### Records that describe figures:
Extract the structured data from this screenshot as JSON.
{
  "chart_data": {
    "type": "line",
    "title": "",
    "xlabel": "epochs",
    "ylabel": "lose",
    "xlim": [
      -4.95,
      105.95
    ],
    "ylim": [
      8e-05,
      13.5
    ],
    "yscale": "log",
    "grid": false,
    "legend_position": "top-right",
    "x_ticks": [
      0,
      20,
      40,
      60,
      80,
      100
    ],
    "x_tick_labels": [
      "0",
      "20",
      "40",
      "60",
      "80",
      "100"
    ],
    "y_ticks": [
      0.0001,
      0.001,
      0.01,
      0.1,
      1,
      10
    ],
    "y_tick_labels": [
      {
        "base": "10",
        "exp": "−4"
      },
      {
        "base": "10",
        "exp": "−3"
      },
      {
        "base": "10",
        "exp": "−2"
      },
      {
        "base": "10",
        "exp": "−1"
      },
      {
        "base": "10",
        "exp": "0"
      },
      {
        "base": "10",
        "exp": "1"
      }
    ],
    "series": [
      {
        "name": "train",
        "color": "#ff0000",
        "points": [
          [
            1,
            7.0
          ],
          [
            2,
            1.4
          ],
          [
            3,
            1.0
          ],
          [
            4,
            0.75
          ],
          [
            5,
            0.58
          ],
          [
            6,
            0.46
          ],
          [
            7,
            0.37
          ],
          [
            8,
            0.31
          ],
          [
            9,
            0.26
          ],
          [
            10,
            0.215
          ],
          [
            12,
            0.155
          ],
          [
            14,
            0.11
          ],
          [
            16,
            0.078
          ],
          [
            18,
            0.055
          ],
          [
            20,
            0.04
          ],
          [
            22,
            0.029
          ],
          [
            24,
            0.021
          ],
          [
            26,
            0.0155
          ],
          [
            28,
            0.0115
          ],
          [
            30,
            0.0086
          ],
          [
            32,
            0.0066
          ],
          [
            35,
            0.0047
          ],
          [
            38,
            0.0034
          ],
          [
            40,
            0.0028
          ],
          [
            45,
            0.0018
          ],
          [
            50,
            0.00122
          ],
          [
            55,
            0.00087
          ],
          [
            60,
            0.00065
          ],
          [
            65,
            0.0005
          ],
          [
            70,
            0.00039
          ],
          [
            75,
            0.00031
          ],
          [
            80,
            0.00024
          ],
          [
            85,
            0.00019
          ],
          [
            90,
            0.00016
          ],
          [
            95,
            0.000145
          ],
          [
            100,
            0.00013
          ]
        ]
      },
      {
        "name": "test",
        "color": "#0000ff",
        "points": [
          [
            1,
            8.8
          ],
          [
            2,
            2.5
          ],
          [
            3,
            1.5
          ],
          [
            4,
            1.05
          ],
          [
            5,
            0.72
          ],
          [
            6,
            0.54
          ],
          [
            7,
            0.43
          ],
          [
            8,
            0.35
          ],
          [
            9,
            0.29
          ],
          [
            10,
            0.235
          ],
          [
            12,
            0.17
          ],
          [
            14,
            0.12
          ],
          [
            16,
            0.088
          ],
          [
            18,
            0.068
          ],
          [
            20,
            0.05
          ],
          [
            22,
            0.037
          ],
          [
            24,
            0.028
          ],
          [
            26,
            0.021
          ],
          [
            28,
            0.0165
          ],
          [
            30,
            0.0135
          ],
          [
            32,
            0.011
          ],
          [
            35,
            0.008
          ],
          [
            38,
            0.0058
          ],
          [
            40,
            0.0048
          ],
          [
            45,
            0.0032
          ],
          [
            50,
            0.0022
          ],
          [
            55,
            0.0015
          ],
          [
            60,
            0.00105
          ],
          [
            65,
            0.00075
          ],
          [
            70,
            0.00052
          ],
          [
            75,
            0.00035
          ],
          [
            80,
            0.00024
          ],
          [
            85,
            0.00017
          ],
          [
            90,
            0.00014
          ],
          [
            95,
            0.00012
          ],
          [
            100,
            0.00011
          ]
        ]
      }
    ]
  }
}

### Requirement:
Every record above should be output exactly.

### Finished answer:
Extract the structured data from this screenshot as JSON.
{
  "chart_data": {
    "type": "line",
    "title": "",
    "xlabel": "epochs",
    "ylabel": "lose",
    "xlim": [
      -4.95,
      105.95
    ],
    "ylim": [
      8e-05,
      13.5
    ],
    "yscale": "log",
    "grid": false,
    "legend_position": "top-right",
    "x_ticks": [
      0,
      20,
      40,
      60,
      80,
      100
    ],
    "x_tick_labels": [
      "0",
      "20",
      "40",
      "60",
      "80",
      "100"
    ],
    "y_ticks": [
      0.0001,
      0.001,
      0.01,
      0.1,
      1,
      10
    ],
    "y_tick_labels": [
      {
        "base": "10",
        "exp": "−4"
      },
      {
        "base": "10",
        "exp": "−3"
      },
      {
        "base": "10",
        "exp": "−2"
      },
      {
        "base": "10",
        "exp": "−1"
      },
      {
        "base": "10",
        "exp": "0"
      },
      {
        "base": "10",
        "exp": "1"
      }
    ],
    "series": [
      {
        "name": "train",
        "color": "#ff0000",
        "points": [
          [
            1,
            7.0
          ],
          [
            2,
            1.4
          ],
          [
            3,
            1.0
          ],
          [
            4,
            0.75
          ],
          [
            5,
            0.58
          ],
          [
            6,
            0.46
          ],
          [
            7,
            0.37
          ],
          [
            8,
            0.31
          ],
          [
            9,
            0.26
          ],
          [
            10,
            0.215
          ],
          [
            12,
            0.155
          ],
          [
            14,
            0.11
          ],
          [
            16,
            0.078
          ],
          [
            18,
            0.055
          ],
          [
            20,
            0.04
          ],
          [
            22,
            0.029
          ],
          [
            24,
            0.021
          ],
          [
            26,
            0.0155
          ],
          [
            28,
            0.0115
          ],
          [
            30,
            0.0086
          ],
          [
            32,
            0.0066
          ],
          [
            35,
            0.0047
          ],
          [
            38,
            0.0034
          ],
          [
            40,
            0.0028
          ],
          [
            45,
            0.0018
          ],
          [
            50,
            0.00122
          ],
          [
            55,
            0.00087
          ],
          [
            60,
            0.00065
          ],
          [
            65,
            0.0005
          ],
          [
            70,
            0.00039
          ],
          [
            75,
            0.00031
          ],
          [
            80,
            0.00024
          ],
          [
            85,
            0.00019
          ],
          [
            90,
            0.00016
          ],
          [
            95,
            0.000145
          ],
          [
            100,
            0.00013
          ]
        ]
      },
      {
        "name": "test",
        "color": "#0000ff",
        "points": [
          [
            1,
            8.8
          ],
          [
            2,
            2.5
          ],
          [
            3,
            1.5
          ],
          [
            4,
            1.05
          ],
          [
            5,
            0.72
          ],
          [
            6,
            0.54
          ],
          [
            7,
            0.43
          ],
          [
            8,
            0.35
          ],
          [
            9,
            0.29
          ],
          [
            10,
            0.235
          ],
          [
            12,
            0.17
          ],
          [
            14,
            0.12
          ],
          [
            16,
            0.088
          ],
          [
            18,
            0.068
          ],
          [
            20,
            0.05
          ],
          [
            22,
            0.037
          ],
          [
            24,
            0.028
          ],
          [
            26,
            0.021
          ],
          [
            28,
            0.0165
          ],
          [
            30,
            0.0135
          ],
          [
            32,
            0.011
          ],
          [
            35,
            0.008
          ],
          [
            38,
            0.0058
          ],
          [
            40,
            0.0048
          ],
          [
            45,
            0.0032
          ],
          [
            50,
            0.0022
          ],
          [
            55,
            0.0015
          ],
          [
            60,
            0.00105
          ],
          [
            65,
            0.00075
          ],
          [
            70,
            0.00052
          ],
          [
            75,
            0.00035
          ],
          [
            80,
            0.00024
          ],
          [
            85,
            0.00017
          ],
          [
            90,
            0.00014
          ],
          [
            95,
            0.00012
          ],
          [
            100,
            0.00011
          ]
        ]
      }
    ]
  }
}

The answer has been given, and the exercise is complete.